CONSIGNE 1
Substituez « load » à « demand » dans le listing, depuis le début jusqu'à la ligne contenant « Identify 32 of » incluse, sans rien modifier d'autre. Laissez les images de côté dans votre réponse.

DOCUMENT
· · · · · · ·

Ephémère président du Vietnam du Sud à deux reprises, le général Duong Van Minh est mort, lundi 6 août, dans un hôpital de Pasadena, en Californie, des suites d'une chute à son domicile californien. Il était âgé de quatre-vingt-six ans.

On l'appelait "Big" Minh, le "grand" Minh, parce qu'il était d'une taille supérieure à la moyenne, et aussi pour le distinguer d'un autre officier, le général Tran Van Minh, le "petit" Minh. "Poussé par les événements" - formule de l'un de ses plus proches collaborateurs -, cet officier a joué un rôle crucial à deux reprises : en 1963, dans le renversement du régime Diem, et en 1975, lorsqu'il ordonna la reddition de Saïgon encerclée par les divisions communistes.

· · · · · · ·

CONSIGNE 2
Restituez mot pour mot le passage de l'article sur Duong Van Minh qui va de « Ephémère président du » jusqu'à « les divisions communistes. ».

· · · · · · ·

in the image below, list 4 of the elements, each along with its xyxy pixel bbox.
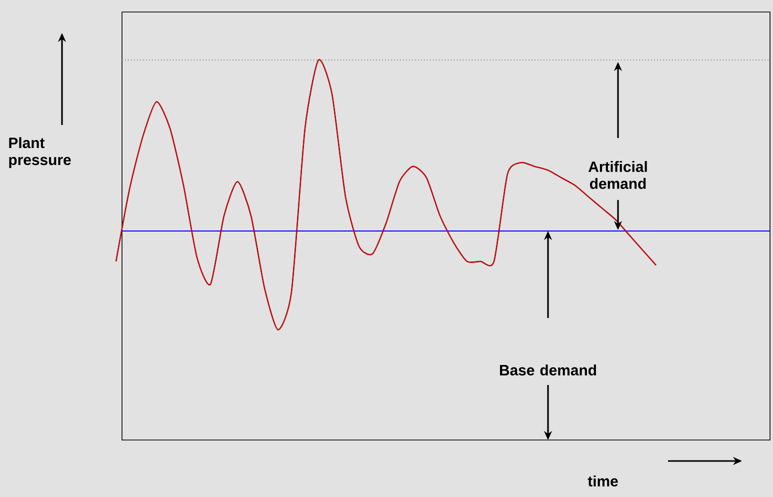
y-axis-title: Plant pressure [9,137,71,168]
x-axis-title: time [588,476,618,486]
annotation: Base demand [500,364,596,376]
annotation: Artificial demand [588,161,647,189]
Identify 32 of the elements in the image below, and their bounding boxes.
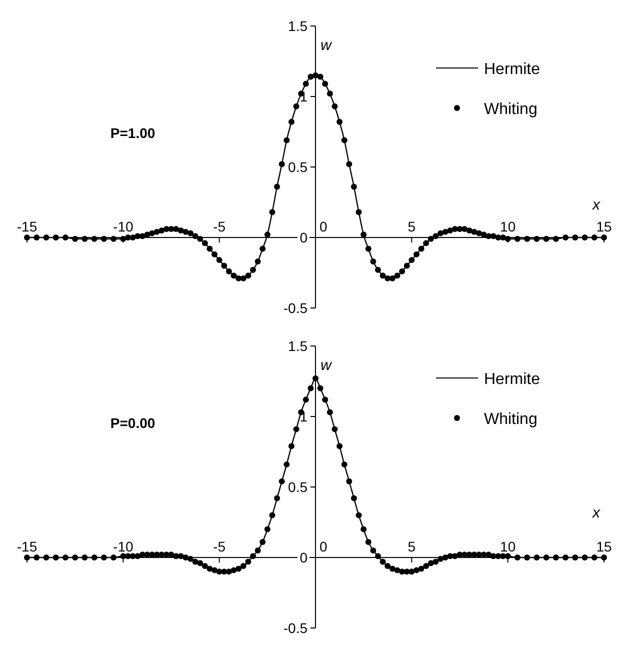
legend-label: Whiting xyxy=(484,411,538,428)
y-tick-label: 0 xyxy=(300,230,308,246)
x-tick-label: 5 xyxy=(408,218,416,234)
x-tick-label: 0 xyxy=(320,218,328,234)
y-tick-label: 0 xyxy=(300,550,308,566)
x-tick-label: -5 xyxy=(213,538,226,554)
x-tick-label: -15 xyxy=(16,218,38,234)
y-tick-label: 1.5 xyxy=(288,18,308,34)
legend-label: Hermite xyxy=(484,371,540,388)
y-axis-title: w xyxy=(320,357,332,374)
x-tick-label: 15 xyxy=(596,538,612,554)
y-tick-label: -0.5 xyxy=(283,620,308,636)
x-tick-label: 5 xyxy=(408,538,416,554)
x-axis-title: x xyxy=(592,504,600,522)
legend-label: Whiting xyxy=(484,101,538,118)
x-tick-label: -10 xyxy=(113,218,134,234)
x-axis-title: x xyxy=(592,196,600,214)
y-axis-title: w xyxy=(320,37,332,54)
annotation: P=0.00 xyxy=(110,415,156,431)
y-tick-label: 1.5 xyxy=(288,338,308,354)
x-tick-label: 15 xyxy=(596,218,612,234)
x-tick-label: -10 xyxy=(113,538,134,554)
annotation: P=1.00 xyxy=(110,125,156,141)
y-tick-label: 0.5 xyxy=(288,479,308,495)
x-tick-label: -5 xyxy=(213,218,226,234)
legend-label: Hermite xyxy=(484,61,540,78)
x-tick-label: -15 xyxy=(16,538,38,554)
x-tick-label: 0 xyxy=(320,538,328,554)
y-tick-label: 0.5 xyxy=(288,159,308,175)
x-tick-label: 10 xyxy=(500,538,516,554)
y-tick-label: -0.5 xyxy=(283,300,308,316)
x-tick-label: 10 xyxy=(500,218,516,234)
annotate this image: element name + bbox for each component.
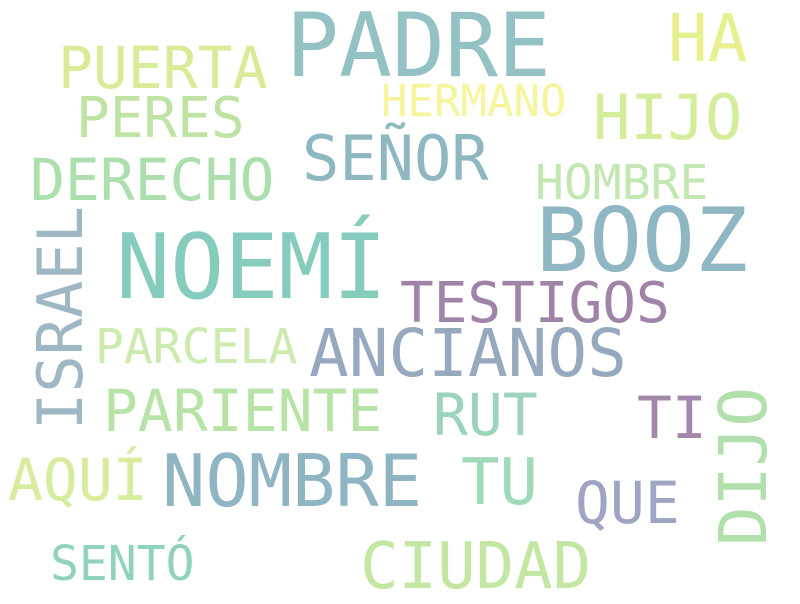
word-dijo: DIJO (705, 387, 782, 546)
word-sento: SENTÓ (50, 536, 195, 592)
word-ancianos: ANCIANOS (309, 315, 627, 392)
word-noemi: NOEMÍ (116, 215, 387, 320)
word-parcela: PARCELA (95, 319, 298, 375)
word-rut: RUT (433, 381, 538, 449)
word-testigos: TESTIGOS (400, 271, 670, 336)
word-senor: SEÑOR (302, 122, 489, 195)
word-aqui: AQUÍ (8, 446, 148, 514)
word-ciudad: CIUDAD (360, 530, 592, 604)
word-hijo: HIJO (593, 81, 743, 154)
word-hombre: HOMBRE (535, 155, 709, 211)
word-derecho: DERECHO (30, 146, 275, 214)
word-ti: TI (637, 384, 707, 452)
word-ha: HA (668, 0, 748, 77)
word-booz: BOOZ (536, 189, 748, 292)
word-que: QUE (575, 469, 680, 537)
word-puerta: PUERTA (58, 34, 268, 102)
word-nombre: NOMBRE (162, 439, 423, 523)
word-tu: TU (461, 446, 539, 520)
word-padre: PADRE (286, 0, 551, 97)
word-pariente: PARIENTE (103, 377, 383, 445)
word-hermano: HERMANO (381, 76, 567, 127)
word-israel: ISRAEL (24, 206, 97, 430)
word-peres: PERES (76, 86, 245, 151)
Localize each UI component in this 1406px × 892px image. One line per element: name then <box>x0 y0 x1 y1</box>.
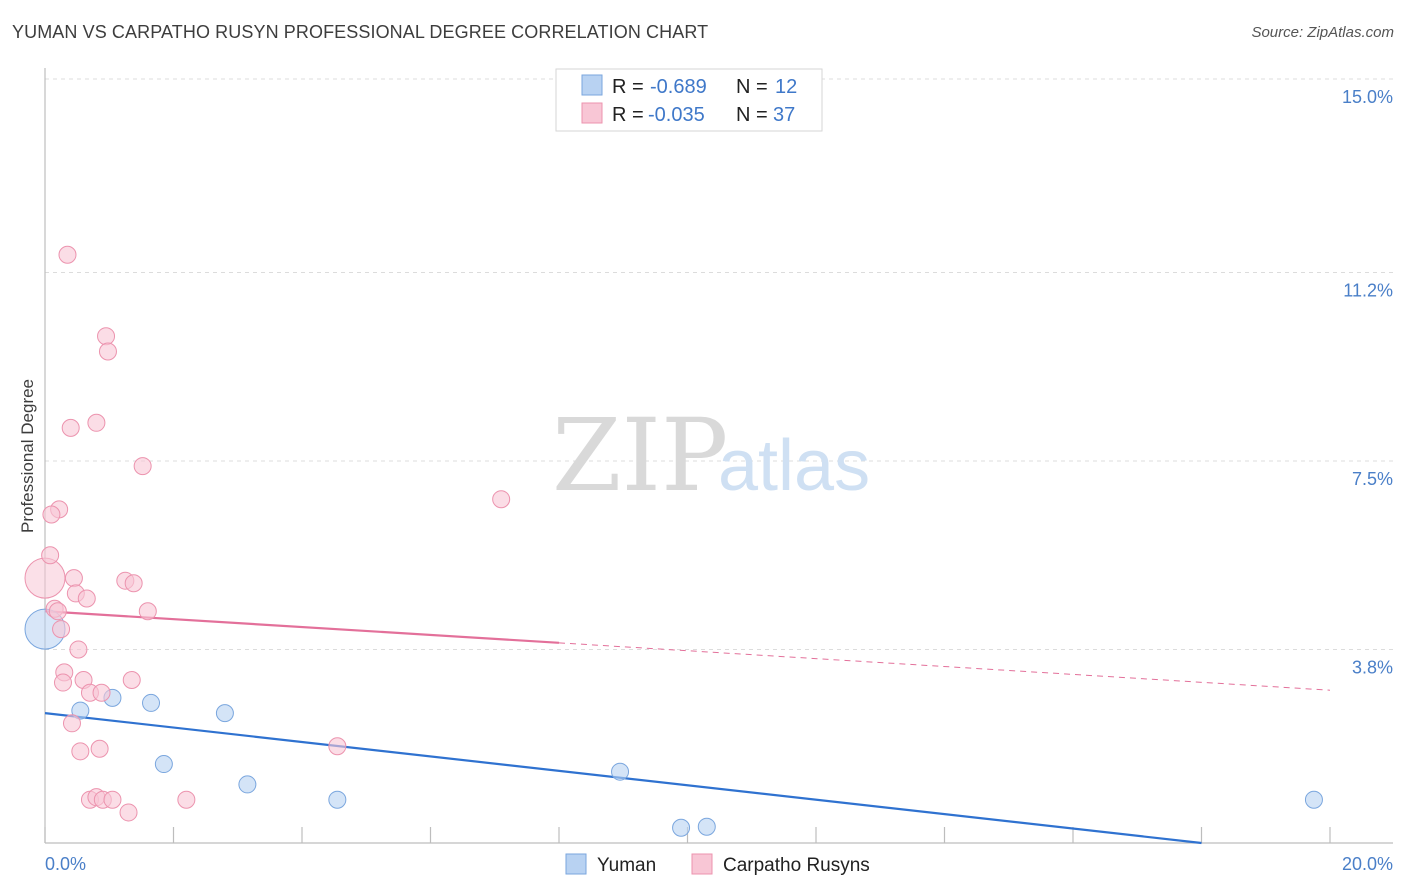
chart-title: YUMAN VS CARPATHO RUSYN PROFESSIONAL DEG… <box>12 22 709 42</box>
series-legend: Yuman Carpatho Rusyns <box>565 853 870 876</box>
data-point-rusyn <box>122 671 141 690</box>
legend-r-label-yuman: R = <box>612 76 644 98</box>
data-point-yuman <box>697 817 716 836</box>
x-tick-labels: 0.0% 20.0% <box>45 854 1393 874</box>
trend-line-rusyn <box>44 610 560 644</box>
bottom-legend-label-rusyn: Carpatho Rusyns <box>723 855 870 876</box>
legend-r-value-rusyn: -0.035 <box>648 104 705 126</box>
y-tick-label: 15.0% <box>1342 87 1393 107</box>
data-point-rusyn <box>97 327 116 346</box>
data-point-rusyn <box>48 602 67 621</box>
data-point-rusyn <box>103 790 122 809</box>
bottom-legend-swatch-yuman <box>565 853 587 875</box>
trend-line-extension-rusyn <box>558 642 1331 691</box>
data-point-rusyn <box>42 505 61 524</box>
data-point-rusyn <box>98 342 117 361</box>
data-point-yuman <box>1304 790 1323 809</box>
data-point-rusyn <box>328 737 347 756</box>
data-point-rusyn <box>124 574 143 593</box>
data-point-rusyn <box>52 620 71 639</box>
data-point-rusyn <box>119 803 138 822</box>
watermark-atlas: atlas <box>718 426 870 506</box>
y-tick-label: 11.2% <box>1343 281 1393 301</box>
data-point-yuman <box>142 693 161 712</box>
data-point-rusyn <box>62 714 81 733</box>
data-point-rusyn <box>92 683 111 702</box>
data-point-rusyn <box>58 245 77 264</box>
data-point-rusyn <box>138 602 157 621</box>
data-point-rusyn <box>64 569 83 588</box>
legend-n-label-rusyn: N = <box>736 104 768 126</box>
data-point-rusyn <box>90 739 109 758</box>
bottom-legend-swatch-rusyn <box>691 853 713 875</box>
legend-r-value-yuman: -0.689 <box>650 76 707 98</box>
data-point-yuman <box>672 818 691 837</box>
data-point-rusyn <box>41 546 60 565</box>
watermark-zip: ZIP <box>552 397 728 514</box>
data-point-yuman <box>611 762 630 781</box>
y-tick-label: 7.5% <box>1352 469 1393 489</box>
x-tick-label-max: 20.0% <box>1342 854 1393 874</box>
data-point-yuman <box>154 755 173 774</box>
x-tick-label-min: 0.0% <box>45 854 86 874</box>
source-label: Source: ZipAtlas.com <box>1251 24 1394 41</box>
trend-lines <box>44 610 1331 845</box>
data-point-rusyn <box>61 418 80 437</box>
data-point-rusyn <box>177 790 196 809</box>
data-point-rusyn <box>133 457 152 476</box>
correlation-legend: R = -0.689 N = 12 R = -0.035 N = 37 <box>555 68 823 132</box>
y-tick-label: 3.8% <box>1352 657 1393 677</box>
data-point-yuman <box>328 790 347 809</box>
data-point-rusyn <box>24 557 66 599</box>
data-point-yuman <box>215 704 234 723</box>
data-point-rusyn <box>492 490 511 509</box>
legend-n-label-yuman: N = <box>736 76 768 98</box>
data-point-rusyn <box>77 589 96 608</box>
data-point-rusyn <box>87 413 106 432</box>
bottom-legend-label-yuman: Yuman <box>597 855 656 876</box>
legend-swatch-yuman <box>581 74 603 96</box>
y-tick-labels: 3.8% 7.5% 11.2% 15.0% <box>1342 87 1393 677</box>
legend-n-value-rusyn: 37 <box>773 104 795 126</box>
legend-swatch-rusyn <box>581 102 603 124</box>
data-point-rusyn <box>69 640 88 659</box>
legend-r-label-rusyn: R = <box>612 104 644 126</box>
data-point-yuman <box>71 701 90 720</box>
legend-n-value-yuman: 12 <box>775 76 797 98</box>
data-point-rusyn <box>71 742 90 761</box>
data-points <box>24 245 1323 837</box>
data-point-rusyn <box>53 673 72 692</box>
data-point-yuman <box>238 775 257 794</box>
y-axis-label: Professional Degree <box>18 379 37 533</box>
gridlines <box>45 78 1393 650</box>
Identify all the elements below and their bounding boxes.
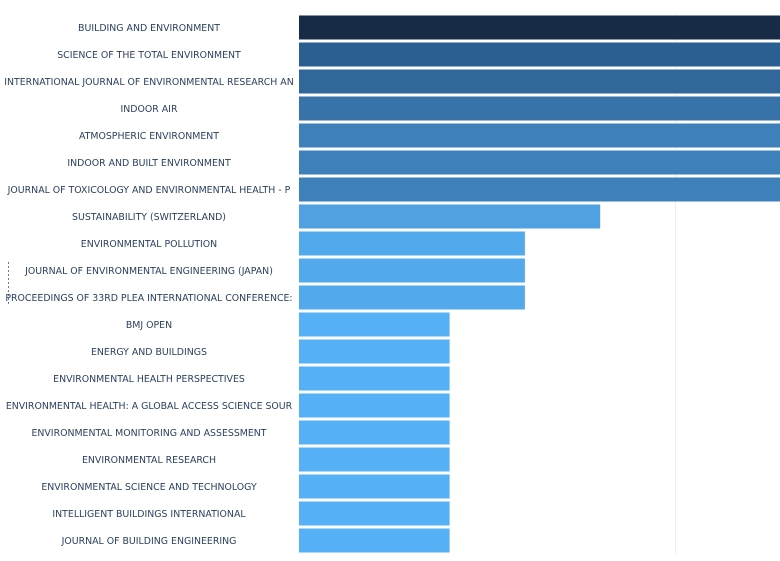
bar [299,69,780,94]
bar [299,285,525,310]
category-label: ENVIRONMENTAL HEALTH: A GLOBAL ACCESS SC… [6,401,293,412]
category-label: ENVIRONMENTAL HEALTH PERSPECTIVES [53,374,245,385]
bar [299,231,525,256]
category-label: INTERNATIONAL JOURNAL OF ENVIRONMENTAL R… [4,77,293,88]
bar [299,258,525,283]
bar [299,42,780,67]
bar [299,393,450,418]
grid-lines [675,14,676,554]
bar [299,15,780,40]
category-labels: BUILDING AND ENVIRONMENT SCIENCE OF THE T… [4,23,293,547]
bar [299,204,601,229]
category-label: BUILDING AND ENVIRONMENT [78,23,220,34]
bar [299,447,450,472]
category-label: PROCEEDINGS OF 33RD PLEA INTERNATIONAL C… [5,293,292,304]
bar [299,123,780,148]
bar [299,420,450,445]
category-label: JOURNAL OF BUILDING ENGINEERING [61,536,237,547]
category-label: ENVIRONMENTAL POLLUTION [81,239,217,250]
bar [299,96,780,121]
category-label: ATMOSPHERIC ENVIRONMENT [79,131,219,142]
category-label: ENVIRONMENTAL MONITORING AND ASSESSMENT [31,428,266,439]
bar [299,528,450,553]
bars [299,15,780,553]
bar [299,150,780,175]
category-label: SUSTAINABILITY (SWITZERLAND) [72,212,226,223]
category-label: SCIENCE OF THE TOTAL ENVIRONMENT [57,50,241,61]
category-label: INTELLIGENT BUILDINGS INTERNATIONAL [52,509,246,520]
category-label: ENVIRONMENTAL SCIENCE AND TECHNOLOGY [41,482,257,493]
category-label: ENVIRONMENTAL RESEARCH [82,455,216,466]
category-label: JOURNAL OF ENVIRONMENTAL ENGINEERING (JA… [24,266,273,277]
bar [299,339,450,364]
category-label: ENERGY AND BUILDINGS [91,347,207,358]
category-label: INDOOR AND BUILT ENVIRONMENT [67,158,231,169]
category-label: BMJ OPEN [126,320,172,331]
bar [299,501,450,526]
bar [299,366,450,391]
bar [299,474,450,499]
bar [299,177,780,202]
category-label: INDOOR AIR [121,104,178,115]
bar [299,312,450,337]
category-label: JOURNAL OF TOXICOLOGY AND ENVIRONMENTAL … [7,185,291,196]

· · · · · · ·

RÉPONSE COMPLÈTE 1
in the image below, list 4 of the elements, each along with its xyxy pixel bbox.
y-axis-title: Plant pressure [9,137,71,168]
x-axis-title: time [588,476,618,486]
annotation: Base load [500,364,596,376]
annotation: Artificial load [588,161,647,189]
Identify 32 of the elements in the image below, and their bounding boxes.

RÉPONSE COMPLÈTE 2
Ephémère président du Vietnam du Sud à deux reprises, le général Duong Van Minh est mort, lundi 6 août, dans un hôpital de Pasadena, en Californie, des suites d'une chute à son domicile californien. Il était âgé de quatre-vingt-six ans.

On l'appelait "Big" Minh, le "grand" Minh, parce qu'il était d'une taille supérieure à la moyenne, et aussi pour le distinguer d'un autre officier, le général Tran Van Minh, le "petit" Minh. "Poussé par les événements" - formule de l'un de ses plus proches collaborateurs -, cet officier a joué un rôle crucial à deux reprises : en 1963, dans le renversement du régime Diem, et en 1975, lorsqu'il ordonna la reddition de Saïgon encerclée par les divisions communistes.